Problem details — Hunt for the word "Setup" across the entries below, copying each line that holds it.

Data for the task —
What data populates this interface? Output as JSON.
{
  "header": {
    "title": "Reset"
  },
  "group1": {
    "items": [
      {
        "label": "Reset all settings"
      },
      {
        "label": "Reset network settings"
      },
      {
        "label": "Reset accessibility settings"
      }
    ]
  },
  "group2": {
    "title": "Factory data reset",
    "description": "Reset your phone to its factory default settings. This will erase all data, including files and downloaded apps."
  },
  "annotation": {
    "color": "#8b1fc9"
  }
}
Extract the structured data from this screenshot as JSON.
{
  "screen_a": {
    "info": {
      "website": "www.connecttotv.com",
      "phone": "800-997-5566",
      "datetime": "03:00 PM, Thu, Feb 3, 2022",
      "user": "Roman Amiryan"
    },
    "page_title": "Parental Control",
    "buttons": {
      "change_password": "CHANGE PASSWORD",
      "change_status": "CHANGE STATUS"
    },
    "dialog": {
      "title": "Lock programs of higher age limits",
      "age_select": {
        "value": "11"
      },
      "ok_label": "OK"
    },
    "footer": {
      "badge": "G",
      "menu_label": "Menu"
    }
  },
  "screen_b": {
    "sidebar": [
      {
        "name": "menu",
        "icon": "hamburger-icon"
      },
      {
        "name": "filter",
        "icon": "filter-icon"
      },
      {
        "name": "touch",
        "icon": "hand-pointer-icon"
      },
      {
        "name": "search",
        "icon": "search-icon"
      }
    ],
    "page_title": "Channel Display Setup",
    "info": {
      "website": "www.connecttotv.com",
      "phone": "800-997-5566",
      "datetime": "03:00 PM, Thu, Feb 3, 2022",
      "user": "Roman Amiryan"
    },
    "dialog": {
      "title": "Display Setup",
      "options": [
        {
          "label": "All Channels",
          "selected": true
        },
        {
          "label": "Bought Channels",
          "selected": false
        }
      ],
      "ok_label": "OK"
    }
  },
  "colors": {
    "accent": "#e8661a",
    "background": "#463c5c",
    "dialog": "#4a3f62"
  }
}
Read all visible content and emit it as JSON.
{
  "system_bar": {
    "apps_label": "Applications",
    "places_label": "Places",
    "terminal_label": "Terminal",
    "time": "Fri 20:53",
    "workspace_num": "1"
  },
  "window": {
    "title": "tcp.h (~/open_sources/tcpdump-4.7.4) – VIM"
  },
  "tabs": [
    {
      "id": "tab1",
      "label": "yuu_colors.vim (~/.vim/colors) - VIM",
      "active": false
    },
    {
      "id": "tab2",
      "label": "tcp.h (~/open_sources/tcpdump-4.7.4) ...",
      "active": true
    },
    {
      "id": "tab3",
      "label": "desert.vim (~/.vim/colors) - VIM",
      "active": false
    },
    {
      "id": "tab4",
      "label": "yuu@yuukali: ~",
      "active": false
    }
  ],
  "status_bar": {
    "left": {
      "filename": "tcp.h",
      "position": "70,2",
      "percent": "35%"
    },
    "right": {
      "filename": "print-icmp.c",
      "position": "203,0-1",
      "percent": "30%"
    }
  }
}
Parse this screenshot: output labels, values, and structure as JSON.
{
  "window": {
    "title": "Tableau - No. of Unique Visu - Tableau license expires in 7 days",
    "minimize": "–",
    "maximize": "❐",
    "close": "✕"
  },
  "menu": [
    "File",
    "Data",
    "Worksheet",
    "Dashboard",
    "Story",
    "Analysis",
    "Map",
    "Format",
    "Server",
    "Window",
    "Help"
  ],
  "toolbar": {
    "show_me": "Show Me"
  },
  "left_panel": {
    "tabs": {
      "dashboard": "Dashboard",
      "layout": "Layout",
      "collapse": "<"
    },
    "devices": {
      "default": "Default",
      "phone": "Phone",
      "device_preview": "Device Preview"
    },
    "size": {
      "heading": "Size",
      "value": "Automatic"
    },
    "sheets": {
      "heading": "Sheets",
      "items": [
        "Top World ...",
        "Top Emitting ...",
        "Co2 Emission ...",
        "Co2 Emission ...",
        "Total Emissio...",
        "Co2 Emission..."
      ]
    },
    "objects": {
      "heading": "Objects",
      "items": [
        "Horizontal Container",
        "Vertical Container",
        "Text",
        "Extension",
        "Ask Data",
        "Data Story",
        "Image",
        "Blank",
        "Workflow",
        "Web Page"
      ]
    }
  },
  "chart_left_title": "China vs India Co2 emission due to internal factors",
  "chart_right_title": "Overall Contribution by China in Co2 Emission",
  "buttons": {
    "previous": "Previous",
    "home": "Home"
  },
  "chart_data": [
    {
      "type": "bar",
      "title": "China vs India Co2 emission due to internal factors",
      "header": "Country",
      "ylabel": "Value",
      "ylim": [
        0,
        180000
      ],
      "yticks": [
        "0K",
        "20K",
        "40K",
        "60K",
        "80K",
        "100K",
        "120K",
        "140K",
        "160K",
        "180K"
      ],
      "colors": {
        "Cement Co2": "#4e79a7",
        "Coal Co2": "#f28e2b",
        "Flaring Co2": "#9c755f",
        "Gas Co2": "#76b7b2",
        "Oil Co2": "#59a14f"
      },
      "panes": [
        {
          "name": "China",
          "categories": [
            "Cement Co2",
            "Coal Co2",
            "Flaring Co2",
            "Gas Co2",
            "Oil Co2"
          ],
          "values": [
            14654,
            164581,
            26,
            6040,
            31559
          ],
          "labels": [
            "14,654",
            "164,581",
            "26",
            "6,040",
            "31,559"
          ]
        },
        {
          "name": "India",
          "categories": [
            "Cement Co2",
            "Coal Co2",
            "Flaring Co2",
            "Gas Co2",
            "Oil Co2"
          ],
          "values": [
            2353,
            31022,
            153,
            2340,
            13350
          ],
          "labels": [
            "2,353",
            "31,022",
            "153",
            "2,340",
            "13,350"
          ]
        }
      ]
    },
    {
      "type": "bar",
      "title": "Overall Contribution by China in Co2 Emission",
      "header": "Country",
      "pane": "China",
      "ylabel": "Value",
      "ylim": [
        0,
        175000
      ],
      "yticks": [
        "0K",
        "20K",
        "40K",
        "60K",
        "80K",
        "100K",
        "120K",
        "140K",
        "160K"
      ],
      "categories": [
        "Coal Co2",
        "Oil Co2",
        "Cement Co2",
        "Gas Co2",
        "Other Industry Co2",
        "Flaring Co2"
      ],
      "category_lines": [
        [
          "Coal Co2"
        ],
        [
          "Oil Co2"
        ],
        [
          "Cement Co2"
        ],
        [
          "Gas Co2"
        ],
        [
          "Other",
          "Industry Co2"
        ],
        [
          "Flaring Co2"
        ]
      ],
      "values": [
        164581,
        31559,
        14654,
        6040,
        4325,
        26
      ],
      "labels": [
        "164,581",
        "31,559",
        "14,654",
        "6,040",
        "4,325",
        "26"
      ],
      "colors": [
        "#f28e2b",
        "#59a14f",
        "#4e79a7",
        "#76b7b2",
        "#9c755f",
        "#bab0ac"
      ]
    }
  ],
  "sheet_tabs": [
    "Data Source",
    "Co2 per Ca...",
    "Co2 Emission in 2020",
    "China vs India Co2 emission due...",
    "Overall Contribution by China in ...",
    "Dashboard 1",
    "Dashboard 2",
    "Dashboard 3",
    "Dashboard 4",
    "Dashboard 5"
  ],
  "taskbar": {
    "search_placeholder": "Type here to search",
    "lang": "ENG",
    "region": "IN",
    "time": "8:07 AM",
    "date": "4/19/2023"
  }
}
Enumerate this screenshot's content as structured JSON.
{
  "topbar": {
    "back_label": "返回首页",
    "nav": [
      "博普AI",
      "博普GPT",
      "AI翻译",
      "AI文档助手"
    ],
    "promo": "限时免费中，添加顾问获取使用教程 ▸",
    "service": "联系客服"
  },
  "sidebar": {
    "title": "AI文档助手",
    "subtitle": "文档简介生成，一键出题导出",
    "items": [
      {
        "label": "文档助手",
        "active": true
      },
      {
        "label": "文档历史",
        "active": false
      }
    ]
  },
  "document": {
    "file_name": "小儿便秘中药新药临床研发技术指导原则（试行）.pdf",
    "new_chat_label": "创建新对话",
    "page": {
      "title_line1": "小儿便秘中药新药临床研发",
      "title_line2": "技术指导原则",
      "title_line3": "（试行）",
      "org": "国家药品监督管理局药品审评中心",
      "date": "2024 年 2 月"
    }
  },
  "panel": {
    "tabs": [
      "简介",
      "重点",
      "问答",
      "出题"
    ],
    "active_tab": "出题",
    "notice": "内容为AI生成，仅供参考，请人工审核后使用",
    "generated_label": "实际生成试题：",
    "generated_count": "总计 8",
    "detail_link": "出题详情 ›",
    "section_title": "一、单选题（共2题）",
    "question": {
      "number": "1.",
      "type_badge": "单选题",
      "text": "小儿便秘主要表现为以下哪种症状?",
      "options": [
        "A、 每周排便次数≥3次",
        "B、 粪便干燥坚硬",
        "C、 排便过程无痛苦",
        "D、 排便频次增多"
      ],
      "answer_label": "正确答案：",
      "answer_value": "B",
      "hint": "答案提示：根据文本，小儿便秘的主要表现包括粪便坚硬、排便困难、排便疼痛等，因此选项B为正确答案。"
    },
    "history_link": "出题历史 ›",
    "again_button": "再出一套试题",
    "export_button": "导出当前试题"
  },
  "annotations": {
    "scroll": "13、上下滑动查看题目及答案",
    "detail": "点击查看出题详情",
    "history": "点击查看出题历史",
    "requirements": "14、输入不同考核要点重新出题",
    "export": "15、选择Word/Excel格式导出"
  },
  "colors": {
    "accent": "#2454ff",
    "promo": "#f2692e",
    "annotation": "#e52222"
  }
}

The response —
    "page_title": "Channel Display Setup",
      "title": "Display Setup",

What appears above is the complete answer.